## BEGIN RECORDS FOR THE EXERCISE
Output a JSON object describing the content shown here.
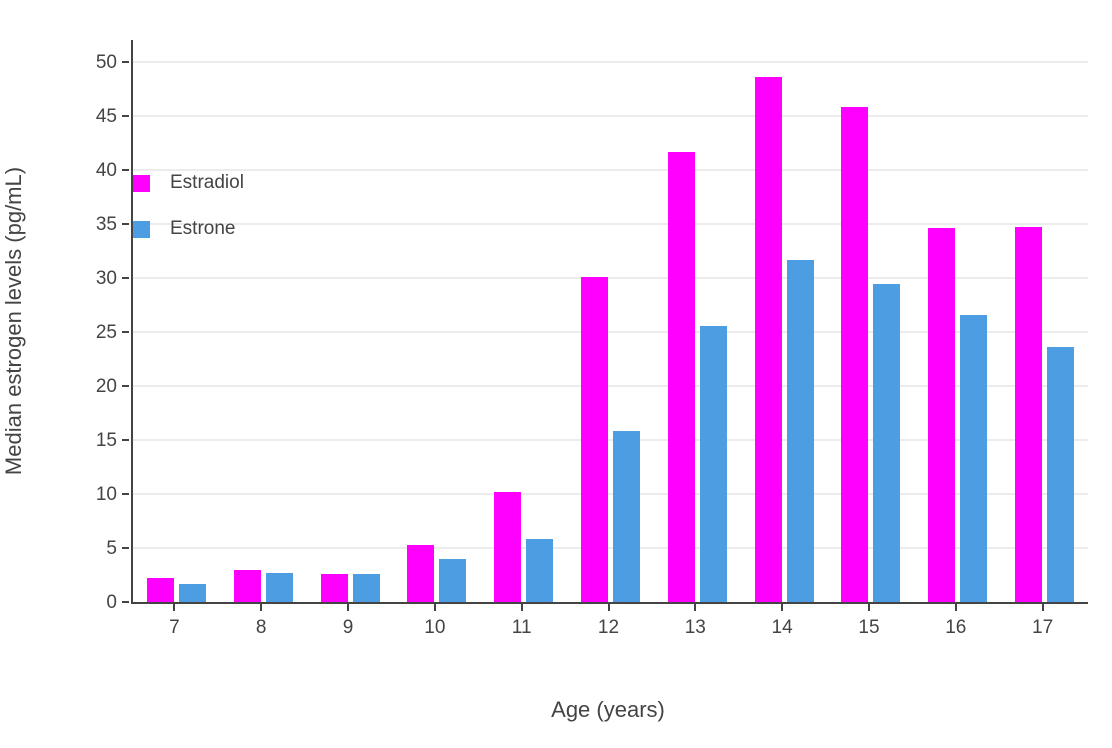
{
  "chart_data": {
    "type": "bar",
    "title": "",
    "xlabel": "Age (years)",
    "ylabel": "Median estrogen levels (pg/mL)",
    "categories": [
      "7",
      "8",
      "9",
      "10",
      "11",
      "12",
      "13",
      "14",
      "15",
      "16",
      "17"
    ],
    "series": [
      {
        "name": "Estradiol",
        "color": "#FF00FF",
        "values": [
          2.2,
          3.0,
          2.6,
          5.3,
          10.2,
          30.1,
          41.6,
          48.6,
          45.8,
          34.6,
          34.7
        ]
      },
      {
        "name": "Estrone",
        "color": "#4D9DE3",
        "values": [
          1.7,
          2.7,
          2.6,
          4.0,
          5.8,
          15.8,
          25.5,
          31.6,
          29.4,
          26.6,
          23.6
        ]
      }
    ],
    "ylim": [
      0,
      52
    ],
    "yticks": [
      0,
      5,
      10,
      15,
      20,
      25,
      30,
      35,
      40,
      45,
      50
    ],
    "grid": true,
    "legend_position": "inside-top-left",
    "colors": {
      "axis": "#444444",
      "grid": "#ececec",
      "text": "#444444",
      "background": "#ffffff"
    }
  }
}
## END RECORDS FOR THE EXERCISE
## BEGIN RECORDS FOR THE EXERCISE
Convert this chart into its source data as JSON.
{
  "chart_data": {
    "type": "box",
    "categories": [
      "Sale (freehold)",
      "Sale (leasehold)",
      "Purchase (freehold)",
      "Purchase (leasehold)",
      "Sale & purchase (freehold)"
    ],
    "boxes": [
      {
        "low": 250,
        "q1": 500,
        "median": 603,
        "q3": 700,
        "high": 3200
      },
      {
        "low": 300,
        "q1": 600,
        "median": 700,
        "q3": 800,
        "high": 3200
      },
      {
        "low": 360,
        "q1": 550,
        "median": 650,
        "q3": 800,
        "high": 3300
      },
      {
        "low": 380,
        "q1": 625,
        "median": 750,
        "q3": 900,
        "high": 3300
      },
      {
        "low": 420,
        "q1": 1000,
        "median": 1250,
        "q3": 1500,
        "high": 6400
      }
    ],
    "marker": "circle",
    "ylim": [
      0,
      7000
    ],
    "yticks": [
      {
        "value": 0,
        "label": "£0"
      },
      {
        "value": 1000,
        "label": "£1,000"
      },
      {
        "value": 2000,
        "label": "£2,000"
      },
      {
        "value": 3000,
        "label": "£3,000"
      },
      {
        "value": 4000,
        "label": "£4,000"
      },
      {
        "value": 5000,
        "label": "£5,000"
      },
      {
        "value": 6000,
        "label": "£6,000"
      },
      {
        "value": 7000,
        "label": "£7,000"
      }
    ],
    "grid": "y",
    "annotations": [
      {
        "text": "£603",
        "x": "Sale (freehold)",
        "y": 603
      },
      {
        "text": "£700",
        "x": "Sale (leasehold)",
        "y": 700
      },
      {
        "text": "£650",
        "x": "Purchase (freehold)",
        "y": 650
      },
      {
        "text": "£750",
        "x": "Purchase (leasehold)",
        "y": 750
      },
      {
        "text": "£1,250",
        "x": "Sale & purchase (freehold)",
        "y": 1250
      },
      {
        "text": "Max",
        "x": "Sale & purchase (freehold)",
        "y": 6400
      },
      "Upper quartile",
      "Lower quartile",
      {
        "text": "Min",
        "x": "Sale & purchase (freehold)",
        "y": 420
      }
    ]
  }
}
## END RECORDS FOR THE EXERCISE
REQUIRED TASK
Please list every line of the records that contains "leasehold".

ANSWER TO THIS PROBLEM
      "Sale (leasehold)",
      "Purchase (leasehold)",
        "x": "Sale (leasehold)",
        "x": "Purchase (leasehold)",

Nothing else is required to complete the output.